Work instructions:
• a. In the City Office REIT Form 8-K filing, which bank acts as lender, agent and swing loan lender under the Amended and Restated Credit Agreement?
• b. Please pick up the City Office REIT Form 8-K filing after its final sentence and carry it on.

Page excerpt:
________________________________________
UNITED STATES
SECURITIES AND EXCHANGE COMMISSION
Washington, D.C. 20549
FORM 8-K
CURRENT REPORT
Pursuant to Section 13 or 15(d)
of the Securities Exchange Act of 1934
Date of Report (Date of earliest event reported): November 22, 2021 (November 16, 2021)
City Office REIT, Inc.
(Exact Name of Registrant as Specified in Its Charter)
Maryland | 001-36409 | 98-1141883 | ||
(State or other jurisdiction of incorporation or organization) | (Commission File Number) | (I.R.S. Employer Identification No.) |
666 Burrard Street, Suite 3210, Vancouver, British Columbia, | V6E 2X8 | |
(Address of principal executive offices) | (Zip Code) |
(604) 806-3366
(Registrant’s telephone number, including area code)
Not Applicable
(Former name or former address, if changed since last report)
Check the appropriate box below if the Form 8-K filing is intended to simultaneously satisfy the filing obligation of the registrant under any of the following provisions (see General Instruction A.2. below):
☐ | Written communications pursuant to Rule 425 under the Securities Act (17 CFR 230.425) |
☐ | Soliciting material pursuant to Rule 14a-12 under the Exchange Act (17 CFR 240.14a-12) |
☐ | Pre-commencement communications pursuant to Rule 14d-2(b) under the Exchange Act (17 CFR 240.14d-2(b)) |
☐ | Pre-commencement communications pursuant to Rule 13e-4(c) under the Exchange Act (17 CFR 240.13e-4(c)) |
Securities registered pursuant to Section 12(b) of the Act:
Title of Each Class | Ticker | Name of Each Exchange | ||
Common Stock, $0.01 par value | CIO | New York Stock Exchange | ||
6.625% Series A Cumulative Redeemable Preferred Stock, $0.01 par value per share | CIO.PrA | New York Stock Exchange |
Indicate by check mark whether the registrant is an emerging growth company as defined in Rule 405 of the Securities Act of 1933 (§230.405 of this chapter) or Rule 12b-2 of the Securities Exchange Act of 1934 (§240.12b-2 of this chapter).
Emerging growth company ☐
If an emerging growth company, indicate by check mark if the registrant has elected not to use the extended transition period for complying with any new or revised financial accounting standards provided pursuant to Section 13(a) of the Exchange Act. ☐
Item 1.01. | Entry into a Material Definitive Agreement. |
On November 16, 2021, City Office REIT Operating Partnership, L.P. (the “Operating Partnership”), the operating partnership of City Office REIT, Inc. (the “Company”), entered into an Amended and Restated Credit Agreement (the “Amended and Restated Credit Agreement”), dated as of November 16, 2021, by and among the Operating Partnership, as borrower, the Company and certain of its subsidiaries, as guarantors, KeyBank National Association (“KeyBank”), as lender, agent and swing loan lender, the other lending institutions party thereto, as lenders, and Keybanc Capital Markets (“Keybanc Markets”), as sole lead arranger and sole book manager, to amend and restate the existing credit agreement, dated as of March 15, 2018 (the “Existing Credit Agreement”).
________________________________________
Material provided:
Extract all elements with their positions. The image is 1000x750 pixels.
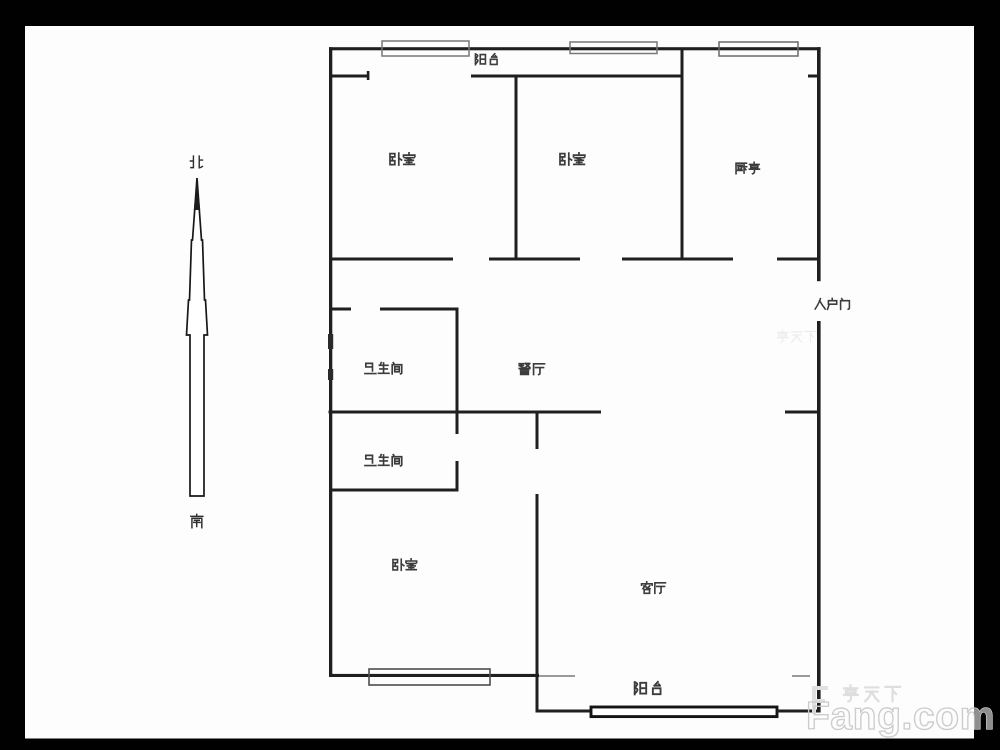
- svg-text:Fang.com: Fang.com: [806, 695, 995, 738]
________________________________________
Responses:
• a. KeyBank National Association

• b.
The Amended and Restated Credit Agreement relates to a $300 million revolving credit facility (the “Revolving Credit Facility”). Up to $25 million of the Revolving Credit Facility is available for swingline loans. Additionally, the Operating Partnership has the right to request an increase, subject to customary terms and conditions, of the Revolving Credit Facility up to a maximum of $500 million in minimum $25 million increments, which shall be arranged by a lead arranger on a best efforts basis. The maturity date of the Revolving Credit Facility is November 16, 2025; provided, however, that the Operating Partnership has the option to extend borrowings under the Revolving Credit Facility for an additional 12 months under certain circumstances. The Operating Partnership may prepay the Revolving Credit Facility, in whole or in part, at any time without fees or penalty, except for breakage costs associated with LIBOR borrowings. The Amended and Restated Credit Agreement contains customary representations and warranties, financial covenants, negative covenants, affirmative covenants and events of default.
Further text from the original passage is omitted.